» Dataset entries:
START

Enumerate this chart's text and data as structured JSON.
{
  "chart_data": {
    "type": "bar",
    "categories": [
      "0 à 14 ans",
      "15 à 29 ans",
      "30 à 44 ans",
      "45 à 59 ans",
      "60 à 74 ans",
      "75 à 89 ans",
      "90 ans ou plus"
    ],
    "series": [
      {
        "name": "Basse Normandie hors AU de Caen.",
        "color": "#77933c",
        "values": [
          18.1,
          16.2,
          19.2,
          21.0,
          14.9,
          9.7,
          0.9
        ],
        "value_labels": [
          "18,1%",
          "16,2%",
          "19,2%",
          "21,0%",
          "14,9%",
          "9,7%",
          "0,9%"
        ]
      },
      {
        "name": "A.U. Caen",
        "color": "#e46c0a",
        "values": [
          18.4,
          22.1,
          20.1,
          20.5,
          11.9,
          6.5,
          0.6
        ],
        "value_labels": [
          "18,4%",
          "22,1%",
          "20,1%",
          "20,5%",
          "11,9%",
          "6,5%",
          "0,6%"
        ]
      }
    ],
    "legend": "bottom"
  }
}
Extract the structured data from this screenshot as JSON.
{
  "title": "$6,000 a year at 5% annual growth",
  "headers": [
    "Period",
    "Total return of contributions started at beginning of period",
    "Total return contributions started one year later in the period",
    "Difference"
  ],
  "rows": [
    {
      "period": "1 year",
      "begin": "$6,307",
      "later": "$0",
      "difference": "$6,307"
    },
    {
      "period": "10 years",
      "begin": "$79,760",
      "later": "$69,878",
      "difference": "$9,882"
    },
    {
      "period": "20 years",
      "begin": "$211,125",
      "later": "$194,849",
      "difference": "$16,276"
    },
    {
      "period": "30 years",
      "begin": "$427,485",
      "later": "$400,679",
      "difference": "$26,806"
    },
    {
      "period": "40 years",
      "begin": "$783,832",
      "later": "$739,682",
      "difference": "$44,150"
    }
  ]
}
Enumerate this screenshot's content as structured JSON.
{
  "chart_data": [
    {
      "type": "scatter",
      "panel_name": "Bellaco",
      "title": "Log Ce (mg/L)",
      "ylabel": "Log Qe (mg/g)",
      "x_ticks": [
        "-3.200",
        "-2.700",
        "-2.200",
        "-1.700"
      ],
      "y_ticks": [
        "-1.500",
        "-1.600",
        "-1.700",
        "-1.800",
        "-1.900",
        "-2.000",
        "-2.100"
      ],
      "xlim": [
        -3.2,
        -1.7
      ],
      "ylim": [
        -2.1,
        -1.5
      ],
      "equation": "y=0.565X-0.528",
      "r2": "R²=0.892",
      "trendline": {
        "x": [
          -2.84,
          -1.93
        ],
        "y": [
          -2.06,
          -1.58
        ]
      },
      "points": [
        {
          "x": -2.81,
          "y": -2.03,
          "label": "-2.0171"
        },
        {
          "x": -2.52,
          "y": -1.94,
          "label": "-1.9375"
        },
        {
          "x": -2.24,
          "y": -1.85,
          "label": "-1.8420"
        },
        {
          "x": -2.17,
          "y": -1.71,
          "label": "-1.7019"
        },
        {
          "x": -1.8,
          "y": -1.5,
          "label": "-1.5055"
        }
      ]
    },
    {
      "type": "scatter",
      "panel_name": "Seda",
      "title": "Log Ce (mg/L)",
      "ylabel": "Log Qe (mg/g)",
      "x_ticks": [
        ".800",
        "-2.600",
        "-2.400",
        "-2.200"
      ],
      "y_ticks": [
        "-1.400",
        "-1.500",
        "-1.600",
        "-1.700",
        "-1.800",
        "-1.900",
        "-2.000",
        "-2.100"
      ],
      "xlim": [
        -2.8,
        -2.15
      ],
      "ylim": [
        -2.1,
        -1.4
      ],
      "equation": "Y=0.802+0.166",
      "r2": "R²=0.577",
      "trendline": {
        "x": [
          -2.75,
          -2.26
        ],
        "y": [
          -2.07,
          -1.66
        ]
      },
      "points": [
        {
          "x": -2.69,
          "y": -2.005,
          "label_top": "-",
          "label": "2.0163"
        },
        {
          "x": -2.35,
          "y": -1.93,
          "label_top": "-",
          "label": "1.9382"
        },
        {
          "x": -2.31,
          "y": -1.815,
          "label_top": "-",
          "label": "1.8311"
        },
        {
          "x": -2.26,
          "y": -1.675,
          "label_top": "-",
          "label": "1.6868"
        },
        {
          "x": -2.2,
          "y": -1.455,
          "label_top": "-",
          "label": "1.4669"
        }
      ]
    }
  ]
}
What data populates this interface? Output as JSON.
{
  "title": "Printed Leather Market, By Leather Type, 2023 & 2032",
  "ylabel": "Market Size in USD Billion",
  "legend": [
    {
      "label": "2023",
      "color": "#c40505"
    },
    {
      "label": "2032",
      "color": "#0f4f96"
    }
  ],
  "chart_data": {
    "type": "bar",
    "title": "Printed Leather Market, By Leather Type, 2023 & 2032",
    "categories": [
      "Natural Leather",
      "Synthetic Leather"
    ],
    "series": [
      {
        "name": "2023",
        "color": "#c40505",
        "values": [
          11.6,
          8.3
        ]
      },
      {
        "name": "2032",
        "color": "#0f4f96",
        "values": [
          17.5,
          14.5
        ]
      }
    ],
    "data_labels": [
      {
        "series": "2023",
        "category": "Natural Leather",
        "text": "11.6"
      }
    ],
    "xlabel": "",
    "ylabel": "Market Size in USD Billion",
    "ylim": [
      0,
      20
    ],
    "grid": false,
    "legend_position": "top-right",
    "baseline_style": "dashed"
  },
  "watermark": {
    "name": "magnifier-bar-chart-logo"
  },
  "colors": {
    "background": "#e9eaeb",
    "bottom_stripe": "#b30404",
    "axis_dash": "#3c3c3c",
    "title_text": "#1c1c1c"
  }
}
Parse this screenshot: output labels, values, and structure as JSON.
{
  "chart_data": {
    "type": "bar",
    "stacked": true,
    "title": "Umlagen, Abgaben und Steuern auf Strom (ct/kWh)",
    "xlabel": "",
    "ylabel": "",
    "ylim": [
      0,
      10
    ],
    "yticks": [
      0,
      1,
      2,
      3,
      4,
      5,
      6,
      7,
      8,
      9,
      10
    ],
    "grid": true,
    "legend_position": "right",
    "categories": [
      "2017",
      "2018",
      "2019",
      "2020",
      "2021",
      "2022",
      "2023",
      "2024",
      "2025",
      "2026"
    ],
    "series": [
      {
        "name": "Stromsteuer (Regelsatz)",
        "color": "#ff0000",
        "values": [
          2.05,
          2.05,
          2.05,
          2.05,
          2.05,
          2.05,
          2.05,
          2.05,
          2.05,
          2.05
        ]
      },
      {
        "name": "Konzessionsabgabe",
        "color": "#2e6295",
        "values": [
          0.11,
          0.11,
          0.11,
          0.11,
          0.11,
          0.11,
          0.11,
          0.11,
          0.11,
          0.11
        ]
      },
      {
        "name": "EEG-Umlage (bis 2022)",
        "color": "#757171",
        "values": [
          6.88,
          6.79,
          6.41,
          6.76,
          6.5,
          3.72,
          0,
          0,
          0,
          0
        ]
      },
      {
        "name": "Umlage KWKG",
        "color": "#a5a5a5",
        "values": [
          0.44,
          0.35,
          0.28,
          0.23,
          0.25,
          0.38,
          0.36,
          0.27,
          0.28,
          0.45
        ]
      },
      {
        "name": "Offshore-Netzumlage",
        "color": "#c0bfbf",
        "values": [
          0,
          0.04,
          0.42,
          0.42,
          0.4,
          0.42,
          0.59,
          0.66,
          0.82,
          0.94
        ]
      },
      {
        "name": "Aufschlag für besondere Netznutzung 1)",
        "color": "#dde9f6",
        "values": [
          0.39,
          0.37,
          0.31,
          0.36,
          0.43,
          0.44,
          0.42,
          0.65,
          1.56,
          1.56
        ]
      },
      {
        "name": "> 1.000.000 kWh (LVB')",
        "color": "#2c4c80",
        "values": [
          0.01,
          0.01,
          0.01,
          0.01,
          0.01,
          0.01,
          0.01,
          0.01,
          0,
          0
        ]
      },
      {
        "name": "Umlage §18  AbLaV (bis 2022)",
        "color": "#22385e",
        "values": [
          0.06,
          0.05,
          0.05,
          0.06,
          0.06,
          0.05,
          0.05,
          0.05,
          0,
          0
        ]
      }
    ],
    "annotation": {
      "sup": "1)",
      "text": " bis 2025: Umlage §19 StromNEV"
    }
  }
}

END

» Your instructions:
Which lines hold the word "screenshot"? Show each one.

» Answer:
Extract the structured data from this screenshot as JSON.
Enumerate this screenshot's content as structured JSON.
Parse this screenshot: output labels, values, and structure as JSON.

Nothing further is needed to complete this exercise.